-- START OF Raw data --

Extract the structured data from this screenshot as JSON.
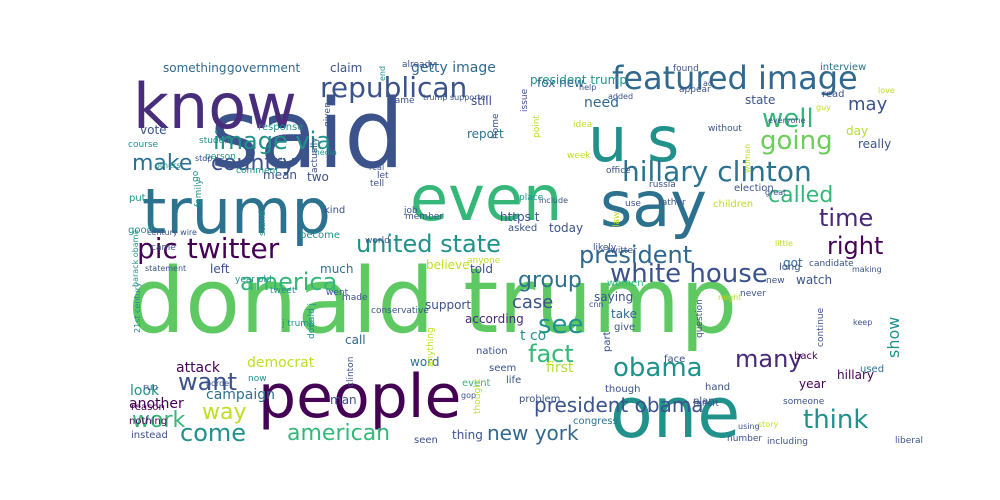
{
  "title": "word cloud",
  "words": [
    {
      "text": "donald trump",
      "color": "#5ec962"
    },
    {
      "text": "said",
      "color": "#3b528b"
    },
    {
      "text": "people",
      "color": "#440154"
    },
    {
      "text": "one",
      "color": "#21918c"
    },
    {
      "text": "trump",
      "color": "#2c728e"
    },
    {
      "text": "even",
      "color": "#35b779"
    },
    {
      "text": "say",
      "color": "#2c728e"
    },
    {
      "text": "know",
      "color": "#472d7b"
    },
    {
      "text": "u s",
      "color": "#21918c"
    },
    {
      "text": "featured image",
      "color": "#31688e"
    },
    {
      "text": "hillary clinton",
      "color": "#2c728e"
    },
    {
      "text": "pic twitter",
      "color": "#440154"
    },
    {
      "text": "white house",
      "color": "#3b528b"
    },
    {
      "text": "united state",
      "color": "#21918c"
    },
    {
      "text": "republican",
      "color": "#3b528b"
    },
    {
      "text": "image via",
      "color": "#21918c"
    },
    {
      "text": "country",
      "color": "#3b528b"
    },
    {
      "text": "president",
      "color": "#31688e"
    },
    {
      "text": "america",
      "color": "#35b779"
    },
    {
      "text": "think",
      "color": "#21918c"
    },
    {
      "text": "obama",
      "color": "#21918c"
    },
    {
      "text": "going",
      "color": "#6ccd5a"
    },
    {
      "text": "well",
      "color": "#35b779"
    },
    {
      "text": "called",
      "color": "#35b779"
    },
    {
      "text": "time",
      "color": "#482878"
    },
    {
      "text": "right",
      "color": "#440154"
    },
    {
      "text": "make",
      "color": "#2c728e"
    },
    {
      "text": "want",
      "color": "#3b528b"
    },
    {
      "text": "come",
      "color": "#21918c"
    },
    {
      "text": "american",
      "color": "#35b779"
    },
    {
      "text": "fact",
      "color": "#35b779"
    },
    {
      "text": "many",
      "color": "#482878"
    },
    {
      "text": "way",
      "color": "#bddf26"
    },
    {
      "text": "work",
      "color": "#35b779"
    },
    {
      "text": "new york",
      "color": "#31688e"
    },
    {
      "text": "see",
      "color": "#21918c"
    },
    {
      "text": "group",
      "color": "#2c728e"
    },
    {
      "text": "case",
      "color": "#3b528b"
    },
    {
      "text": "may",
      "color": "#3b528b"
    },
    {
      "text": "need",
      "color": "#31688e"
    },
    {
      "text": "democrat",
      "color": "#bddf26"
    },
    {
      "text": "president obama",
      "color": "#3b528b"
    },
    {
      "text": "show",
      "color": "#21918c"
    },
    {
      "text": "getty image",
      "color": "#31688e"
    },
    {
      "text": "president trump",
      "color": "#21918c"
    },
    {
      "text": "government",
      "color": "#31688e"
    },
    {
      "text": "something",
      "color": "#31688e"
    },
    {
      "text": "claim",
      "color": "#3b528b"
    },
    {
      "text": "fox new",
      "color": "#31688e"
    },
    {
      "text": "still",
      "color": "#3b528b"
    },
    {
      "text": "state",
      "color": "#3b528b"
    },
    {
      "text": "interview",
      "color": "#2c728e"
    },
    {
      "text": "https t",
      "color": "#3b528b"
    },
    {
      "text": "t co",
      "color": "#21918c"
    },
    {
      "text": "first",
      "color": "#b5de2b"
    },
    {
      "text": "attack",
      "color": "#440154"
    },
    {
      "text": "look",
      "color": "#21918c"
    },
    {
      "text": "another",
      "color": "#440154"
    },
    {
      "text": "campaign",
      "color": "#2c728e"
    },
    {
      "text": "according",
      "color": "#482878"
    },
    {
      "text": "told",
      "color": "#3b528b"
    },
    {
      "text": "saying",
      "color": "#3b528b"
    },
    {
      "text": "watch",
      "color": "#3b528b"
    },
    {
      "text": "got",
      "color": "#31688e"
    },
    {
      "text": "left",
      "color": "#3b528b"
    },
    {
      "text": "much",
      "color": "#2c728e"
    },
    {
      "text": "call",
      "color": "#31688e"
    },
    {
      "text": "believe",
      "color": "#bddf26"
    },
    {
      "text": "support",
      "color": "#3b528b"
    },
    {
      "text": "take",
      "color": "#31688e"
    },
    {
      "text": "word",
      "color": "#2c728e"
    },
    {
      "text": "vote",
      "color": "#3b528b"
    },
    {
      "text": "report",
      "color": "#2c728e"
    },
    {
      "text": "today",
      "color": "#3b528b"
    },
    {
      "text": "two",
      "color": "#3b528b"
    },
    {
      "text": "mean",
      "color": "#3b528b"
    },
    {
      "text": "really",
      "color": "#3b528b"
    },
    {
      "text": "day",
      "color": "#b5de2b"
    },
    {
      "text": "read",
      "color": "#3b528b"
    },
    {
      "text": "long",
      "color": "#3b528b"
    },
    {
      "text": "year",
      "color": "#440154"
    },
    {
      "text": "hillary",
      "color": "#440154"
    },
    {
      "text": "used",
      "color": "#2c728e"
    },
    {
      "text": "election",
      "color": "#3b528b"
    },
    {
      "text": "thing",
      "color": "#3b528b"
    },
    {
      "text": "man",
      "color": "#3b528b"
    },
    {
      "text": "event",
      "color": "#35b779"
    },
    {
      "text": "part",
      "color": "#3b528b"
    },
    {
      "text": "asked",
      "color": "#3b528b"
    },
    {
      "text": "children",
      "color": "#bddf26"
    },
    {
      "text": "women",
      "color": "#35b779"
    },
    {
      "text": "congress",
      "color": "#2c728e"
    },
    {
      "text": "give",
      "color": "#3b528b"
    },
    {
      "text": "face",
      "color": "#3b528b"
    },
    {
      "text": "plan",
      "color": "#3b528b"
    },
    {
      "text": "hand",
      "color": "#3b528b"
    },
    {
      "text": "back",
      "color": "#440154"
    },
    {
      "text": "nation",
      "color": "#3b528b"
    },
    {
      "text": "seem",
      "color": "#3b528b"
    },
    {
      "text": "life",
      "color": "#3b528b"
    },
    {
      "text": "though",
      "color": "#3b528b"
    },
    {
      "text": "problem",
      "color": "#3b528b"
    },
    {
      "text": "seen",
      "color": "#3b528b"
    },
    {
      "text": "nothing",
      "color": "#440154"
    },
    {
      "text": "instead",
      "color": "#3b528b"
    },
    {
      "text": "reason",
      "color": "#440154"
    },
    {
      "text": "course",
      "color": "#21918c"
    },
    {
      "text": "student",
      "color": "#21918c"
    },
    {
      "text": "response",
      "color": "#21918c"
    },
    {
      "text": "person",
      "color": "#21918c"
    },
    {
      "text": "comment",
      "color": "#21918c"
    },
    {
      "text": "media",
      "color": "#21918c"
    },
    {
      "text": "put",
      "color": "#21918c"
    },
    {
      "text": "good",
      "color": "#21918c"
    },
    {
      "text": "kind",
      "color": "#3b528b"
    },
    {
      "text": "become",
      "color": "#21918c"
    },
    {
      "text": "year old",
      "color": "#21918c"
    },
    {
      "text": "tweet",
      "color": "#21918c"
    },
    {
      "text": "came",
      "color": "#3b528b"
    },
    {
      "text": "went",
      "color": "#3b528b"
    },
    {
      "text": "made",
      "color": "#3b528b"
    },
    {
      "text": "21st century",
      "color": "#21918c"
    },
    {
      "text": "barack obama",
      "color": "#21918c"
    },
    {
      "text": "family",
      "color": "#21918c"
    },
    {
      "text": "conservative",
      "color": "#3b528b"
    },
    {
      "text": "world",
      "color": "#3b528b"
    },
    {
      "text": "anyone",
      "color": "#bddf26"
    },
    {
      "text": "actually",
      "color": "#3b528b"
    },
    {
      "text": "member",
      "color": "#3b528b"
    },
    {
      "text": "job",
      "color": "#3b528b"
    },
    {
      "text": "russia",
      "color": "#3b528b"
    },
    {
      "text": "office",
      "color": "#3b528b"
    },
    {
      "text": "use",
      "color": "#3b528b"
    },
    {
      "text": "home",
      "color": "#3b528b"
    },
    {
      "text": "issue",
      "color": "#3b528b"
    },
    {
      "text": "idea",
      "color": "#bddf26"
    },
    {
      "text": "week",
      "color": "#bddf26"
    },
    {
      "text": "point",
      "color": "#bddf26"
    },
    {
      "text": "name",
      "color": "#3b528b"
    },
    {
      "text": "tell",
      "color": "#3b528b"
    },
    {
      "text": "let",
      "color": "#3b528b"
    },
    {
      "text": "given",
      "color": "#3b528b"
    },
    {
      "text": "already",
      "color": "#3b528b"
    },
    {
      "text": "help",
      "color": "#3b528b"
    },
    {
      "text": "found",
      "color": "#3b528b"
    },
    {
      "text": "appear",
      "color": "#3b528b"
    },
    {
      "text": "woman",
      "color": "#bddf26"
    },
    {
      "text": "never",
      "color": "#3b528b"
    },
    {
      "text": "new",
      "color": "#3b528b"
    },
    {
      "text": "continue",
      "color": "#3b528b"
    },
    {
      "text": "question",
      "color": "#3b528b"
    },
    {
      "text": "thought",
      "color": "#bddf26"
    },
    {
      "text": "anything",
      "color": "#bddf26"
    },
    {
      "text": "likely",
      "color": "#3b528b"
    },
    {
      "text": "someone",
      "color": "#3b528b"
    },
    {
      "text": "including",
      "color": "#3b528b"
    },
    {
      "text": "number",
      "color": "#3b528b"
    },
    {
      "text": "clinton",
      "color": "#3b528b"
    },
    {
      "text": "candidate",
      "color": "#3b528b"
    },
    {
      "text": "liberal",
      "color": "#3b528b"
    },
    {
      "text": "rather",
      "color": "#3b528b"
    },
    {
      "text": "twitter",
      "color": "#3b528b"
    },
    {
      "text": "law",
      "color": "#bddf26"
    },
    {
      "text": "without",
      "color": "#3b528b"
    },
    {
      "text": "trump supporter",
      "color": "#3b528b"
    },
    {
      "text": "added",
      "color": "#3b528b"
    },
    {
      "text": "century wire",
      "color": "#3b528b"
    },
    {
      "text": "real",
      "color": "#3b528b"
    },
    {
      "text": "include",
      "color": "#3b528b"
    },
    {
      "text": "cnn",
      "color": "#3b528b"
    },
    {
      "text": "keep",
      "color": "#3b528b"
    },
    {
      "text": "making",
      "color": "#3b528b"
    },
    {
      "text": "little",
      "color": "#bddf26"
    },
    {
      "text": "great",
      "color": "#3b528b"
    },
    {
      "text": "might",
      "color": "#bddf26"
    },
    {
      "text": "everyone",
      "color": "#3b528b"
    },
    {
      "text": "effort",
      "color": "#3b528b"
    },
    {
      "text": "story",
      "color": "#bddf26"
    },
    {
      "text": "using",
      "color": "#3b528b"
    },
    {
      "text": "statement",
      "color": "#3b528b"
    },
    {
      "text": "others",
      "color": "#21918c"
    },
    {
      "text": "border",
      "color": "#3b528b"
    },
    {
      "text": "gop",
      "color": "#3b528b"
    },
    {
      "text": "run",
      "color": "#3b528b"
    },
    {
      "text": "now",
      "color": "#21918c"
    },
    {
      "text": "go",
      "color": "#21918c"
    },
    {
      "text": "end",
      "color": "#21918c"
    },
    {
      "text": "stand",
      "color": "#21918c"
    },
    {
      "text": "donald j",
      "color": "#21918c"
    },
    {
      "text": "j trump",
      "color": "#21918c"
    },
    {
      "text": "place",
      "color": "#21918c"
    },
    {
      "text": "love",
      "color": "#bddf26"
    },
    {
      "text": "stop",
      "color": "#3b528b"
    },
    {
      "text": "guy",
      "color": "#bddf26"
    },
    {
      "text": "ad",
      "color": "#3b528b"
    },
    {
      "text": "wrote",
      "color": "#bddf26"
    }
  ]
}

-- END OF Raw data --

**Task instructions:** Find the lines holding "image" and list every one.

**The reply:**
      "text": "featured image",
      "text": "image via",
      "text": "getty image",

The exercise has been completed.